## Given exercise
Go through the lines below and copy each one that holds the string "from".

## Entries provided
<<<<
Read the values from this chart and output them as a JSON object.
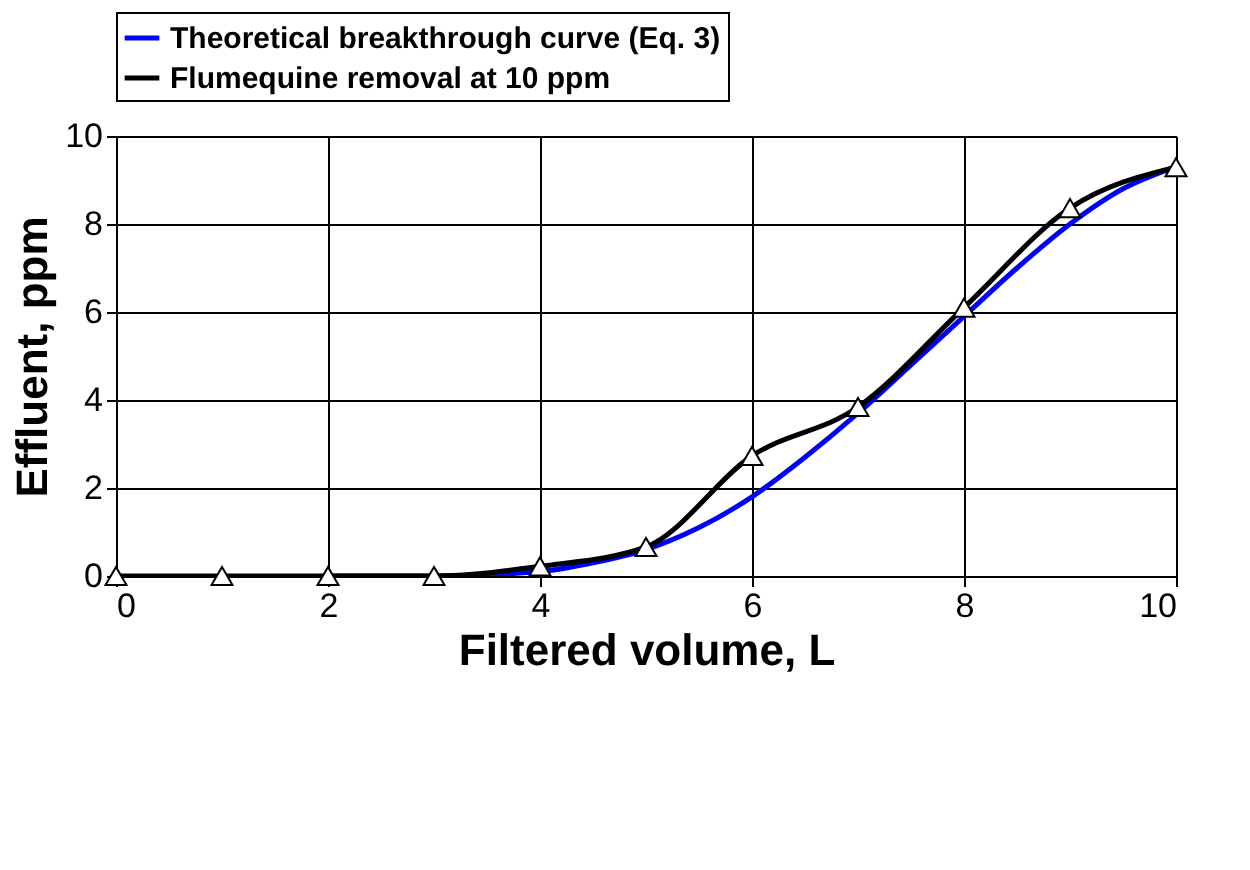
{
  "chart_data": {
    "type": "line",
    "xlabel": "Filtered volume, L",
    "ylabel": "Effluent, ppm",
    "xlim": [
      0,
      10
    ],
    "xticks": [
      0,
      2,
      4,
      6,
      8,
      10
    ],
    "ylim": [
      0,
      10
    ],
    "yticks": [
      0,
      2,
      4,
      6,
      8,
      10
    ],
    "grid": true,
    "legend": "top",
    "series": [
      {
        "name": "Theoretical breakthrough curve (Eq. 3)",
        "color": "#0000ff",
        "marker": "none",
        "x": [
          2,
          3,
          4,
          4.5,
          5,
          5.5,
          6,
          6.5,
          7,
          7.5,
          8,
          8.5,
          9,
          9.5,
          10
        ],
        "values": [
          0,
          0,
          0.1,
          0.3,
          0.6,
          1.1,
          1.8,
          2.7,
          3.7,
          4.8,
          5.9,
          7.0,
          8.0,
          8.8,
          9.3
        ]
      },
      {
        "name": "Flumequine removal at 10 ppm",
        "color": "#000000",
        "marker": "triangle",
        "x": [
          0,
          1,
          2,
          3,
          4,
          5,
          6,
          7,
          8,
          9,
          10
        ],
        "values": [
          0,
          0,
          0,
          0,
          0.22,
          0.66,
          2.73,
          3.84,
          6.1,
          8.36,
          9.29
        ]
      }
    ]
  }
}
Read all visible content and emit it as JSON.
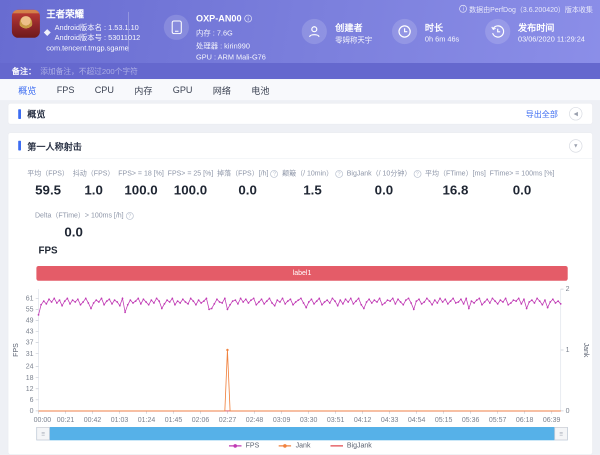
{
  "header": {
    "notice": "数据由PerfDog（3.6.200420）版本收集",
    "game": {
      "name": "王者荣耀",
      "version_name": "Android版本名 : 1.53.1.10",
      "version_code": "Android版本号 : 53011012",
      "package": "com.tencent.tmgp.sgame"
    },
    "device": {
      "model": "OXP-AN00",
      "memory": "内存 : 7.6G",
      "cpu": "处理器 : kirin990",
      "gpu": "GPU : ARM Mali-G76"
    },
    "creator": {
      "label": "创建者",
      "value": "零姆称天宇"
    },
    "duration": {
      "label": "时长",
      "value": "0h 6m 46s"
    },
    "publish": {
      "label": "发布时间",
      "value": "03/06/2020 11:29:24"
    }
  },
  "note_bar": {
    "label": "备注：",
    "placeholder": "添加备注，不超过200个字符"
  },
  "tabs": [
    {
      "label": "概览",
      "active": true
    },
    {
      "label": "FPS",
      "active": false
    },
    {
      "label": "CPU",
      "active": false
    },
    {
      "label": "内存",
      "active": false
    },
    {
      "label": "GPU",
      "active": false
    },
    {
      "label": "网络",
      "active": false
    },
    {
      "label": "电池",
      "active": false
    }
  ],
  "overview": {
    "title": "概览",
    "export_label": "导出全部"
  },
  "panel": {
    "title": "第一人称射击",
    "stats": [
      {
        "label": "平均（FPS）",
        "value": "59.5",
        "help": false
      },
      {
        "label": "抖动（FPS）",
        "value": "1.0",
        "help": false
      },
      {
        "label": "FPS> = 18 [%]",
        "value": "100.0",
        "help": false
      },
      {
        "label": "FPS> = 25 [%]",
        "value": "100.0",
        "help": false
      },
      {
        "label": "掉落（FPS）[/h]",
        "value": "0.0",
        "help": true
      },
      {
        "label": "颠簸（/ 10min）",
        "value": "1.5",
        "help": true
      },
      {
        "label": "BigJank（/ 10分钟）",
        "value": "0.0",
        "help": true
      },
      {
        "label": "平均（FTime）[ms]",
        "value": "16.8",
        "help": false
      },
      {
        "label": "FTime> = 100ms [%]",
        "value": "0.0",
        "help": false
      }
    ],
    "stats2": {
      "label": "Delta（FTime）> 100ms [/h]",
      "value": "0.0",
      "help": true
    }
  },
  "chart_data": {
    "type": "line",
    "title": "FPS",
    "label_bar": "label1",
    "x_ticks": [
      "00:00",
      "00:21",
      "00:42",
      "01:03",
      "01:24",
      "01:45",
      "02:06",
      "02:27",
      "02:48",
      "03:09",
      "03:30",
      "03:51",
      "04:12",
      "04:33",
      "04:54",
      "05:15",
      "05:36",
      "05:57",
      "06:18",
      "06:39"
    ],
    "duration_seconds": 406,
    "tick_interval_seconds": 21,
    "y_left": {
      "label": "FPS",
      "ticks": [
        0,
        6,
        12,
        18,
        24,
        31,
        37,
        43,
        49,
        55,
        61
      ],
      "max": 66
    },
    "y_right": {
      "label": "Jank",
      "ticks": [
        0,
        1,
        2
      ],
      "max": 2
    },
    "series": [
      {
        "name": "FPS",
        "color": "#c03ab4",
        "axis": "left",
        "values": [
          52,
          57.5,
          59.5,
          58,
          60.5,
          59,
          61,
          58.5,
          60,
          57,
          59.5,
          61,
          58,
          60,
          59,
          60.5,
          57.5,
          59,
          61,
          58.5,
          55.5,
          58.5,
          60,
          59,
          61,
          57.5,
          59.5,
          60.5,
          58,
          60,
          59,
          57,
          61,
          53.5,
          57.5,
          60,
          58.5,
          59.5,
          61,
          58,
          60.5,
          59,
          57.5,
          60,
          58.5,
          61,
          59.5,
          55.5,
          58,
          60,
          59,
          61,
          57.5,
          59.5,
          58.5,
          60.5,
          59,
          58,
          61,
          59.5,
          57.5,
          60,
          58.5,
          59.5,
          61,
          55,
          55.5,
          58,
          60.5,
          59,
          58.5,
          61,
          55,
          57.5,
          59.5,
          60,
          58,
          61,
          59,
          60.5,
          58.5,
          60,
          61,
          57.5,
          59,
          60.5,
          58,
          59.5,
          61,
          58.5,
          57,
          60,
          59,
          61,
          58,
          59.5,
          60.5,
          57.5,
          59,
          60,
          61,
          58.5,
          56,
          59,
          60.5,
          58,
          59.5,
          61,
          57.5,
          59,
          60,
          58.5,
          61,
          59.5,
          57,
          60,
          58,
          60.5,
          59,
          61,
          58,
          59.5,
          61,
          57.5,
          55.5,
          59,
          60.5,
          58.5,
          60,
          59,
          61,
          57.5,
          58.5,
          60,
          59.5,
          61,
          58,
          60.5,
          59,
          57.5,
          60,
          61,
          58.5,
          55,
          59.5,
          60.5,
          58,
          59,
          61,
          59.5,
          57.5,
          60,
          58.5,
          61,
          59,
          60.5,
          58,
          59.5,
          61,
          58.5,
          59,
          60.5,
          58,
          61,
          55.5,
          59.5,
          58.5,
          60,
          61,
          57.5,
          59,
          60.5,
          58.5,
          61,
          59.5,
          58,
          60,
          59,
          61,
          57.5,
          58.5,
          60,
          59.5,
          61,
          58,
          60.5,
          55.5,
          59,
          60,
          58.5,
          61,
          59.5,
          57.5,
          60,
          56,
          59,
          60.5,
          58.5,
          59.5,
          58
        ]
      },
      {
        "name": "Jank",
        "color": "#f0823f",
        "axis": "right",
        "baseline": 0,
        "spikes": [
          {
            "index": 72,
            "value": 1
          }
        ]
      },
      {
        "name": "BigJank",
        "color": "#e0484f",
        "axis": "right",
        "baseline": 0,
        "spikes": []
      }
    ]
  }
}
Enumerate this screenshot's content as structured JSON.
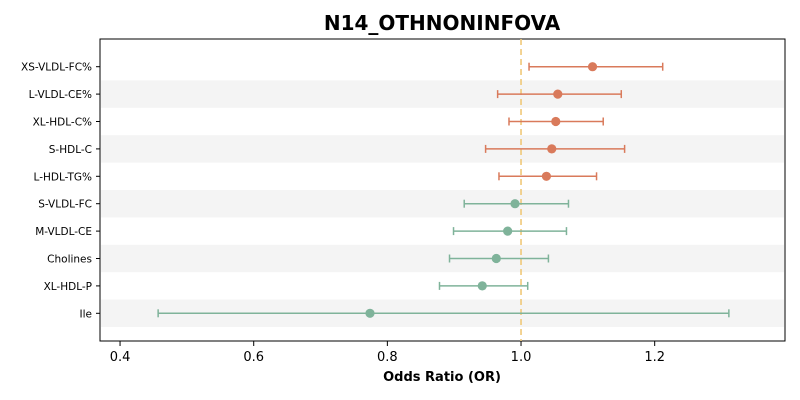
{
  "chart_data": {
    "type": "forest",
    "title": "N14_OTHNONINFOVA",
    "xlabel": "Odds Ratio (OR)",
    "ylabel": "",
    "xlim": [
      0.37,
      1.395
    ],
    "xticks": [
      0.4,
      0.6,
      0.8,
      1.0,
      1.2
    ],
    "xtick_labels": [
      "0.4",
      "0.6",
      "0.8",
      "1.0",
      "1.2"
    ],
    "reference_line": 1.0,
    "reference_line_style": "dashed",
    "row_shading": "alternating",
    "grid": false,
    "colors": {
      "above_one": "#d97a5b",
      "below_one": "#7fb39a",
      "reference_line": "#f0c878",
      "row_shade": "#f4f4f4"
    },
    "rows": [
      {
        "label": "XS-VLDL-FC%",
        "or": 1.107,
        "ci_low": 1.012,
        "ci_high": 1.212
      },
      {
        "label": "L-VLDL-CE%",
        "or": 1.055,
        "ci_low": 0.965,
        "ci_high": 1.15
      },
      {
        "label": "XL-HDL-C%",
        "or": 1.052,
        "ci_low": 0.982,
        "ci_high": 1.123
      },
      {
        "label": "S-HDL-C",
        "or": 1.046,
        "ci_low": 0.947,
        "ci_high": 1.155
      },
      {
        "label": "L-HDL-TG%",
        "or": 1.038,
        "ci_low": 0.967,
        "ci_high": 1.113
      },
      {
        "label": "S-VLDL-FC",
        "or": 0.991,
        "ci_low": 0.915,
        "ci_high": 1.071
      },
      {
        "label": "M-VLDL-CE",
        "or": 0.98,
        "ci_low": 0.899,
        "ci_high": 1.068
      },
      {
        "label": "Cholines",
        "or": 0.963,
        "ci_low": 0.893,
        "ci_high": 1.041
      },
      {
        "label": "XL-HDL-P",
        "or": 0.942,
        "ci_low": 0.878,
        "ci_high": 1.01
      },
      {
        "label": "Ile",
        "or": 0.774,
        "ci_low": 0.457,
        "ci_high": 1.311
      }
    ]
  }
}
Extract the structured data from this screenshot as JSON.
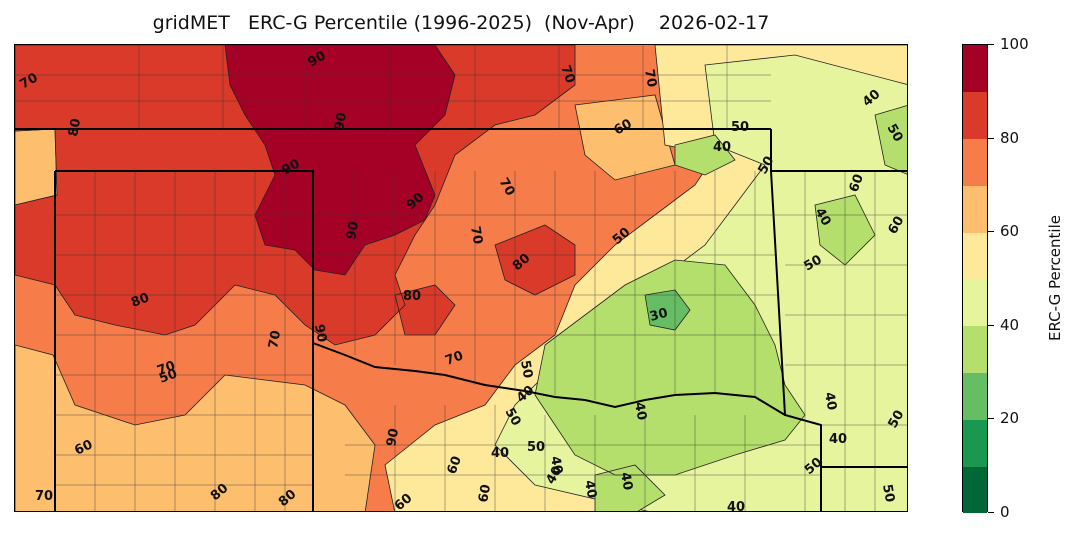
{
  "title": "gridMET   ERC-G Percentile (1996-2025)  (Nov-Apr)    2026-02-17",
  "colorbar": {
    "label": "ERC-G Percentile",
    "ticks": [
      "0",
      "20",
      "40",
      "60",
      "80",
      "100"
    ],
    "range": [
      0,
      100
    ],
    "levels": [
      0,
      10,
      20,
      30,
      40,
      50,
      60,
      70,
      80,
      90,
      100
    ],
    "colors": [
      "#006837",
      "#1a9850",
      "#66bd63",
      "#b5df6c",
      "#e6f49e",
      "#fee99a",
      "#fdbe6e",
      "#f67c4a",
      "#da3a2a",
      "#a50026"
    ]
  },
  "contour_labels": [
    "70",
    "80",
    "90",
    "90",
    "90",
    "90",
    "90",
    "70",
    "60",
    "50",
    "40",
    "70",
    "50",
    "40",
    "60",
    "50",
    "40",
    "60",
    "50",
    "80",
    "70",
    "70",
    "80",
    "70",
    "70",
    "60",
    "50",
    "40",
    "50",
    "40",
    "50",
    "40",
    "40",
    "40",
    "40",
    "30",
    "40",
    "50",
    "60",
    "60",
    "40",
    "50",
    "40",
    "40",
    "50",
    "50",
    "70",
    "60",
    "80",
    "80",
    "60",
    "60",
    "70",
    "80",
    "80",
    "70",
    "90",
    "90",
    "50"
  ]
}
>>>>
## Output for this task
Read the values from this chart and output them as a JSON object.
Extract the structured data from this screenshot as JSON.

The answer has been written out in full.